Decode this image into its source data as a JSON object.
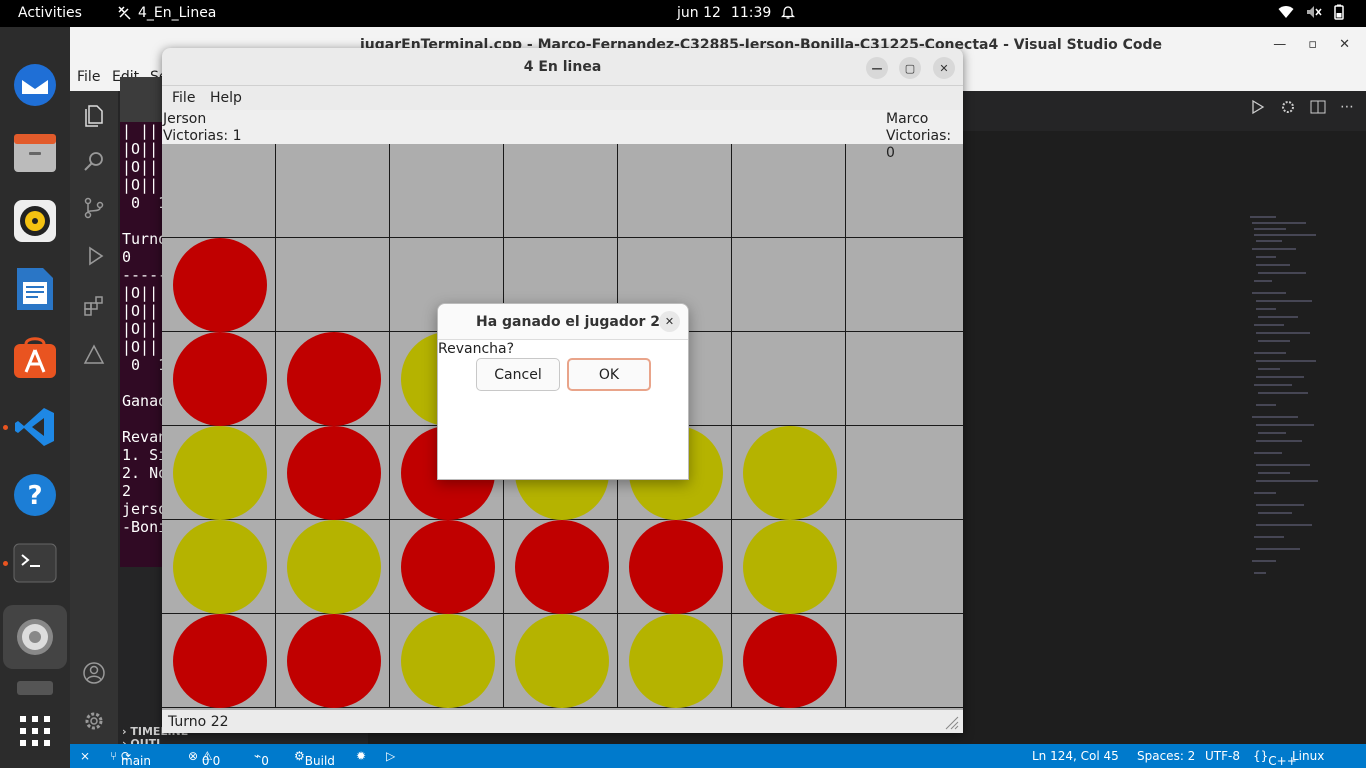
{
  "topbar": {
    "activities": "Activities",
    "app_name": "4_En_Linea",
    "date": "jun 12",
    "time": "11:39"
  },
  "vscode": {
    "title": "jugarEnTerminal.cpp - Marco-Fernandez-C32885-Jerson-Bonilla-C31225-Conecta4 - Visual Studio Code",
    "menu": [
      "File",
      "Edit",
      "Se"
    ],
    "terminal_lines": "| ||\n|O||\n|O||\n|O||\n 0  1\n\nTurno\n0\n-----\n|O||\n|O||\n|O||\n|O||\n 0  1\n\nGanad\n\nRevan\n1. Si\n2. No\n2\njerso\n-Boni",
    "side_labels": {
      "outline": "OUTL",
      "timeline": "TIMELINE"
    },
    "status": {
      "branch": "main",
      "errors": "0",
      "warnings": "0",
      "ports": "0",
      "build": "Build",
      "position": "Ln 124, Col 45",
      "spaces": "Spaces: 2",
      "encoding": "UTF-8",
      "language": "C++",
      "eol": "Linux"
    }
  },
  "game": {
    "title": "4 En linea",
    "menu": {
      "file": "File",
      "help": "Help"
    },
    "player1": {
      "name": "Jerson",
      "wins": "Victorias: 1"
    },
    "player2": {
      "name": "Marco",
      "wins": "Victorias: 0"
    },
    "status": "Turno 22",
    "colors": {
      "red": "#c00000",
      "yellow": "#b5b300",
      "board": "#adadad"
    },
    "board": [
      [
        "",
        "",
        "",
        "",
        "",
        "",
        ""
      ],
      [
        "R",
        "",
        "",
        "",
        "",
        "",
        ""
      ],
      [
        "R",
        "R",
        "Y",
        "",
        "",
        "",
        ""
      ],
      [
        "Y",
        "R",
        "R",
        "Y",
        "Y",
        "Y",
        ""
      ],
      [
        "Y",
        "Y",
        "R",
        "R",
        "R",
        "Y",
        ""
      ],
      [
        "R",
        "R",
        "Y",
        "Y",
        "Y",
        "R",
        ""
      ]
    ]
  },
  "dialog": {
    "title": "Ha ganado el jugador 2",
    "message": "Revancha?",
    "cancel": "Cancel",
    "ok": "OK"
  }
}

================

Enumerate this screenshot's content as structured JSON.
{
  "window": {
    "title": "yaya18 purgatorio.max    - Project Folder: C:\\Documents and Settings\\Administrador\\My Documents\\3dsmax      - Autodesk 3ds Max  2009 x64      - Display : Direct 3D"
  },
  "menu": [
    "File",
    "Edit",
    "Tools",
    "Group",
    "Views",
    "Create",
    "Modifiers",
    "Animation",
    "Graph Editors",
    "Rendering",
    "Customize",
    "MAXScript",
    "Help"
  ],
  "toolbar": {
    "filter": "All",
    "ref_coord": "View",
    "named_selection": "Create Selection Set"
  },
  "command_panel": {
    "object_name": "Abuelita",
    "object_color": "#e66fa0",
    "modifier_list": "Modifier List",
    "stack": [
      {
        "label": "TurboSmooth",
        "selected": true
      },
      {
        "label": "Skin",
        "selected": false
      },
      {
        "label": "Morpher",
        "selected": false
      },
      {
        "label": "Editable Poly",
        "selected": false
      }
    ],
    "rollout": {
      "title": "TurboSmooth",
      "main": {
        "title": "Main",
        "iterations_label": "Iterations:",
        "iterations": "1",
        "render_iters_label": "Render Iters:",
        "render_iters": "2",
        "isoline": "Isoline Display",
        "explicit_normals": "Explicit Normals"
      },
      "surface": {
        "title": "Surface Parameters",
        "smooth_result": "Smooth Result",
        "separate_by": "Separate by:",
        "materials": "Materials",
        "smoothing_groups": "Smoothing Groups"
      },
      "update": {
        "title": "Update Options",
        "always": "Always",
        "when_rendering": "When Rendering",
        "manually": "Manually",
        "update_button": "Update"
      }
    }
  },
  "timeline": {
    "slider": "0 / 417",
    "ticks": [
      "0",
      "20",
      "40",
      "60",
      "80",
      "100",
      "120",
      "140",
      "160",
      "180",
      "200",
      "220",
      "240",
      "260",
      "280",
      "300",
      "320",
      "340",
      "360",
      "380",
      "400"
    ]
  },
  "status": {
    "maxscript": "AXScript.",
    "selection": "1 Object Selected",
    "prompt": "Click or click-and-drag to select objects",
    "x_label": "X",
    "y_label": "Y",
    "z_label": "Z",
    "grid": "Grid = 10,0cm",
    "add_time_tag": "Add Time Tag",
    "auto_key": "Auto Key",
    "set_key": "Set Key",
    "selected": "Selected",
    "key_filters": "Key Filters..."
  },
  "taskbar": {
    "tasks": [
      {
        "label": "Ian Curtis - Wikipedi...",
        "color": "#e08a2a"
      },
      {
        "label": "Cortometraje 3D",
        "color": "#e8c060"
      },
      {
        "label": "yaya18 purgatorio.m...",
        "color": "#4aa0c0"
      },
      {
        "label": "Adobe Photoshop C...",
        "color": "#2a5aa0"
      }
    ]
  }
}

================

**Written request**.
Extract every line above containing the word "Marco".

**Output**.
    "title": "jugarEnTerminal.cpp - Marco-Fernandez-C32885-Jerson-Bonilla-C31225-Conecta4 - Visual Studio Code",
      "name": "Marco",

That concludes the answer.